-------- The input --------
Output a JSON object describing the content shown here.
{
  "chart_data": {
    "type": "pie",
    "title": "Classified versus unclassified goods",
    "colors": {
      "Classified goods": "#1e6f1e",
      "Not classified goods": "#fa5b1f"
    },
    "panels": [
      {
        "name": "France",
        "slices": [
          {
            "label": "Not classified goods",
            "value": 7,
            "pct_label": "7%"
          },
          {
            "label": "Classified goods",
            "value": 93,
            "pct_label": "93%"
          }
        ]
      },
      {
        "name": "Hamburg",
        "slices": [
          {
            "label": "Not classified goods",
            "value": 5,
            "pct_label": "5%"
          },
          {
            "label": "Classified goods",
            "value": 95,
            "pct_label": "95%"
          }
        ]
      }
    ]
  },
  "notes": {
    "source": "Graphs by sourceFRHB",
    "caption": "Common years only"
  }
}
--------
Aim of the exercise:
Repeat each entry word for word.

Solution:
Output a JSON object describing the content shown here.
{
  "chart_data": {
    "type": "pie",
    "title": "Classified versus unclassified goods",
    "colors": {
      "Classified goods": "#1e6f1e",
      "Not classified goods": "#fa5b1f"
    },
    "panels": [
      {
        "name": "France",
        "slices": [
          {
            "label": "Not classified goods",
            "value": 7,
            "pct_label": "7%"
          },
          {
            "label": "Classified goods",
            "value": 93,
            "pct_label": "93%"
          }
        ]
      },
      {
        "name": "Hamburg",
        "slices": [
          {
            "label": "Not classified goods",
            "value": 5,
            "pct_label": "5%"
          },
          {
            "label": "Classified goods",
            "value": 95,
            "pct_label": "95%"
          }
        ]
      }
    ]
  },
  "notes": {
    "source": "Graphs by sourceFRHB",
    "caption": "Common years only"
  }
}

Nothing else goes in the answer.